Data items:
───
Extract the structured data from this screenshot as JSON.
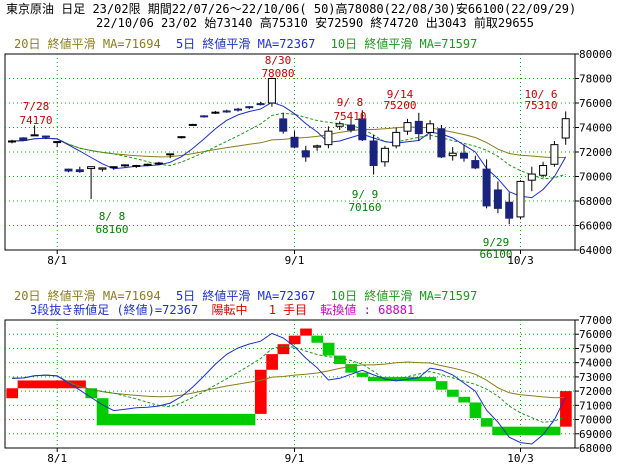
{
  "header": {
    "line1": "東京原油 日足 23/02限 期間22/07/26～22/10/06( 50)高78080(22/08/30)安66100(22/09/29)",
    "line2": "22/10/06 23/02 始73140 高75310 安72590 終74720 出3043 前取29655"
  },
  "legend_top": {
    "ma20": "20日 終値平滑 MA=71694",
    "ma5": "5日 終値平滑 MA=72367",
    "ma10": "10日 終値平滑 MA=71597"
  },
  "legend_bottom": {
    "ma20": "20日 終値平滑 MA=71694",
    "ma5": "5日 終値平滑 MA=72367",
    "ma10": "10日 終値平滑 MA=71597",
    "kagi_label": "3段抜き新値足 (終値)=72367",
    "state": "陽転中",
    "step": "1 手目",
    "convert": "転換値 : 68881"
  },
  "colors": {
    "ma20": "#8b7d1a",
    "ma5": "#1c2fd0",
    "ma10": "#1a9a1a",
    "bear_candle": "#1a237e",
    "up_block": "#ff0000",
    "down_block": "#00cc00",
    "annotation_high": "#cc0000",
    "annotation_low": "#008000",
    "grid": "#00b000"
  },
  "annotations": [
    {
      "date": "7/28",
      "price": "74170",
      "kind": "high"
    },
    {
      "date": "8/30",
      "price": "78080",
      "kind": "high"
    },
    {
      "date": "9/ 8",
      "price": "75410",
      "kind": "high"
    },
    {
      "date": "9/14",
      "price": "75200",
      "kind": "high"
    },
    {
      "date": "10/ 6",
      "price": "75310",
      "kind": "high"
    },
    {
      "date": "8/ 8",
      "price": "68160",
      "kind": "low"
    },
    {
      "date": "9/ 9",
      "price": "70160",
      "kind": "low"
    },
    {
      "date": "9/29",
      "price": "66100",
      "kind": "low"
    }
  ],
  "x_ticks": [
    "8/1",
    "9/1",
    "10/3"
  ],
  "chart_data": [
    {
      "type": "candlestick",
      "ylim": [
        64000,
        80000
      ],
      "yticks": [
        64000,
        66000,
        68000,
        70000,
        72000,
        74000,
        76000,
        78000,
        80000
      ],
      "candles": [
        {
          "o": 72850,
          "h": 73000,
          "l": 72700,
          "c": 72900
        },
        {
          "o": 73150,
          "h": 73200,
          "l": 72900,
          "c": 72950
        },
        {
          "o": 73350,
          "h": 74170,
          "l": 73300,
          "c": 73400
        },
        {
          "o": 73300,
          "h": 73350,
          "l": 73050,
          "c": 73250
        },
        {
          "o": 72800,
          "h": 72900,
          "l": 72400,
          "c": 72850
        },
        {
          "o": 70600,
          "h": 70650,
          "l": 70350,
          "c": 70450
        },
        {
          "o": 70550,
          "h": 70800,
          "l": 70300,
          "c": 70400
        },
        {
          "o": 70650,
          "h": 70700,
          "l": 68160,
          "c": 70800
        },
        {
          "o": 70600,
          "h": 70700,
          "l": 70400,
          "c": 70700
        },
        {
          "o": 70750,
          "h": 70800,
          "l": 70550,
          "c": 70800
        },
        {
          "o": 70900,
          "h": 71000,
          "l": 70750,
          "c": 70950
        },
        {
          "o": 70850,
          "h": 70950,
          "l": 70700,
          "c": 70900
        },
        {
          "o": 70950,
          "h": 71050,
          "l": 70850,
          "c": 71000
        },
        {
          "o": 71050,
          "h": 71200,
          "l": 70950,
          "c": 71100
        },
        {
          "o": 71800,
          "h": 71850,
          "l": 71500,
          "c": 71850
        },
        {
          "o": 73200,
          "h": 73300,
          "l": 73100,
          "c": 73250
        },
        {
          "o": 74200,
          "h": 74300,
          "l": 74150,
          "c": 74250
        },
        {
          "o": 74950,
          "h": 75000,
          "l": 74800,
          "c": 74900
        },
        {
          "o": 75250,
          "h": 75350,
          "l": 75100,
          "c": 75250
        },
        {
          "o": 75350,
          "h": 75450,
          "l": 75200,
          "c": 75300
        },
        {
          "o": 75500,
          "h": 75600,
          "l": 75300,
          "c": 75450
        },
        {
          "o": 75700,
          "h": 75750,
          "l": 75500,
          "c": 75650
        },
        {
          "o": 75950,
          "h": 76100,
          "l": 75800,
          "c": 75900
        },
        {
          "o": 76000,
          "h": 78080,
          "l": 75700,
          "c": 78000
        },
        {
          "o": 74700,
          "h": 75200,
          "l": 73500,
          "c": 73700
        },
        {
          "o": 73200,
          "h": 73700,
          "l": 72300,
          "c": 72400
        },
        {
          "o": 72100,
          "h": 72500,
          "l": 71200,
          "c": 71600
        },
        {
          "o": 72400,
          "h": 72600,
          "l": 72100,
          "c": 72500
        },
        {
          "o": 72600,
          "h": 74100,
          "l": 72300,
          "c": 73700
        },
        {
          "o": 74100,
          "h": 74500,
          "l": 73800,
          "c": 74300
        },
        {
          "o": 74200,
          "h": 74700,
          "l": 73600,
          "c": 73800
        },
        {
          "o": 74700,
          "h": 75410,
          "l": 72900,
          "c": 73000
        },
        {
          "o": 72900,
          "h": 73400,
          "l": 70160,
          "c": 70900
        },
        {
          "o": 71200,
          "h": 72500,
          "l": 70800,
          "c": 72300
        },
        {
          "o": 72500,
          "h": 74000,
          "l": 72300,
          "c": 73600
        },
        {
          "o": 73700,
          "h": 74700,
          "l": 73400,
          "c": 74400
        },
        {
          "o": 74500,
          "h": 75200,
          "l": 72900,
          "c": 73500
        },
        {
          "o": 73600,
          "h": 74600,
          "l": 73000,
          "c": 74300
        },
        {
          "o": 73900,
          "h": 74200,
          "l": 71500,
          "c": 71600
        },
        {
          "o": 71700,
          "h": 72400,
          "l": 71300,
          "c": 71900
        },
        {
          "o": 71900,
          "h": 72600,
          "l": 71200,
          "c": 71500
        },
        {
          "o": 71300,
          "h": 71700,
          "l": 70600,
          "c": 70700
        },
        {
          "o": 70600,
          "h": 71400,
          "l": 67400,
          "c": 67600
        },
        {
          "o": 68900,
          "h": 69600,
          "l": 67000,
          "c": 67400
        },
        {
          "o": 67900,
          "h": 68700,
          "l": 66100,
          "c": 66600
        },
        {
          "o": 66700,
          "h": 69700,
          "l": 66500,
          "c": 69600
        },
        {
          "o": 69700,
          "h": 70800,
          "l": 68800,
          "c": 70200
        },
        {
          "o": 70100,
          "h": 71200,
          "l": 69900,
          "c": 70900
        },
        {
          "o": 71000,
          "h": 72900,
          "l": 70800,
          "c": 72600
        },
        {
          "o": 73140,
          "h": 75310,
          "l": 72590,
          "c": 74720
        }
      ]
    },
    {
      "type": "bar",
      "subtype": "three-line-break",
      "ylim": [
        68000,
        77000
      ],
      "yticks": [
        68000,
        69000,
        70000,
        71000,
        72000,
        73000,
        74000,
        75000,
        76000,
        77000
      ],
      "blocks": [
        {
          "i": 0,
          "lo": 71500,
          "hi": 72200,
          "dir": "up"
        },
        {
          "i": 1,
          "lo": 72200,
          "hi": 72750,
          "dir": "up"
        },
        {
          "i": 2,
          "lo": 72200,
          "hi": 72750,
          "dir": "up"
        },
        {
          "i": 3,
          "lo": 72200,
          "hi": 72750,
          "dir": "up"
        },
        {
          "i": 4,
          "lo": 72200,
          "hi": 72750,
          "dir": "up"
        },
        {
          "i": 5,
          "lo": 72200,
          "hi": 72750,
          "dir": "up"
        },
        {
          "i": 6,
          "lo": 72200,
          "hi": 72750,
          "dir": "up"
        },
        {
          "i": 7,
          "lo": 71500,
          "hi": 72200,
          "dir": "down"
        },
        {
          "i": 8,
          "lo": 69600,
          "hi": 71500,
          "dir": "down"
        },
        {
          "i": 9,
          "lo": 69600,
          "hi": 70400,
          "dir": "down"
        },
        {
          "i": 10,
          "lo": 69600,
          "hi": 70400,
          "dir": "down"
        },
        {
          "i": 11,
          "lo": 69600,
          "hi": 70400,
          "dir": "down"
        },
        {
          "i": 12,
          "lo": 69600,
          "hi": 70400,
          "dir": "down"
        },
        {
          "i": 13,
          "lo": 69600,
          "hi": 70400,
          "dir": "down"
        },
        {
          "i": 14,
          "lo": 69600,
          "hi": 70400,
          "dir": "down"
        },
        {
          "i": 15,
          "lo": 69600,
          "hi": 70400,
          "dir": "down"
        },
        {
          "i": 16,
          "lo": 69600,
          "hi": 70400,
          "dir": "down"
        },
        {
          "i": 17,
          "lo": 69600,
          "hi": 70400,
          "dir": "down"
        },
        {
          "i": 18,
          "lo": 69600,
          "hi": 70400,
          "dir": "down"
        },
        {
          "i": 19,
          "lo": 69600,
          "hi": 70400,
          "dir": "down"
        },
        {
          "i": 20,
          "lo": 69600,
          "hi": 70400,
          "dir": "down"
        },
        {
          "i": 21,
          "lo": 69600,
          "hi": 70400,
          "dir": "down"
        },
        {
          "i": 22,
          "lo": 70400,
          "hi": 73500,
          "dir": "up"
        },
        {
          "i": 23,
          "lo": 73500,
          "hi": 74600,
          "dir": "up"
        },
        {
          "i": 24,
          "lo": 74600,
          "hi": 75300,
          "dir": "up"
        },
        {
          "i": 25,
          "lo": 75300,
          "hi": 75900,
          "dir": "up"
        },
        {
          "i": 26,
          "lo": 75900,
          "hi": 76400,
          "dir": "up"
        },
        {
          "i": 27,
          "lo": 75400,
          "hi": 75900,
          "dir": "down"
        },
        {
          "i": 28,
          "lo": 74500,
          "hi": 75400,
          "dir": "down"
        },
        {
          "i": 29,
          "lo": 73900,
          "hi": 74500,
          "dir": "down"
        },
        {
          "i": 30,
          "lo": 73300,
          "hi": 73900,
          "dir": "down"
        },
        {
          "i": 31,
          "lo": 73000,
          "hi": 73300,
          "dir": "down"
        },
        {
          "i": 32,
          "lo": 72700,
          "hi": 73000,
          "dir": "down"
        },
        {
          "i": 33,
          "lo": 72700,
          "hi": 73000,
          "dir": "down"
        },
        {
          "i": 34,
          "lo": 72700,
          "hi": 73000,
          "dir": "down"
        },
        {
          "i": 35,
          "lo": 72700,
          "hi": 73000,
          "dir": "down"
        },
        {
          "i": 36,
          "lo": 72700,
          "hi": 73000,
          "dir": "down"
        },
        {
          "i": 37,
          "lo": 72700,
          "hi": 73000,
          "dir": "down"
        },
        {
          "i": 38,
          "lo": 72100,
          "hi": 72700,
          "dir": "down"
        },
        {
          "i": 39,
          "lo": 71600,
          "hi": 72100,
          "dir": "down"
        },
        {
          "i": 40,
          "lo": 71200,
          "hi": 71600,
          "dir": "down"
        },
        {
          "i": 41,
          "lo": 70100,
          "hi": 71200,
          "dir": "down"
        },
        {
          "i": 42,
          "lo": 69500,
          "hi": 70100,
          "dir": "down"
        },
        {
          "i": 43,
          "lo": 68900,
          "hi": 69500,
          "dir": "down"
        },
        {
          "i": 44,
          "lo": 68900,
          "hi": 69500,
          "dir": "down"
        },
        {
          "i": 45,
          "lo": 68900,
          "hi": 69500,
          "dir": "down"
        },
        {
          "i": 46,
          "lo": 68900,
          "hi": 69500,
          "dir": "down"
        },
        {
          "i": 47,
          "lo": 68900,
          "hi": 69500,
          "dir": "down"
        },
        {
          "i": 48,
          "lo": 68900,
          "hi": 69500,
          "dir": "down"
        },
        {
          "i": 49,
          "lo": 69500,
          "hi": 72000,
          "dir": "up"
        }
      ]
    }
  ]
}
───
[Task prompt]
Pick out and copy the lines of the material that include the word "date".

[Task solution]
      "date": "7/28",
      "date": "8/30",
      "date": "9/ 8",
      "date": "9/14",
      "date": "10/ 6",
      "date": "8/ 8",
      "date": "9/ 9",
      "date": "9/29",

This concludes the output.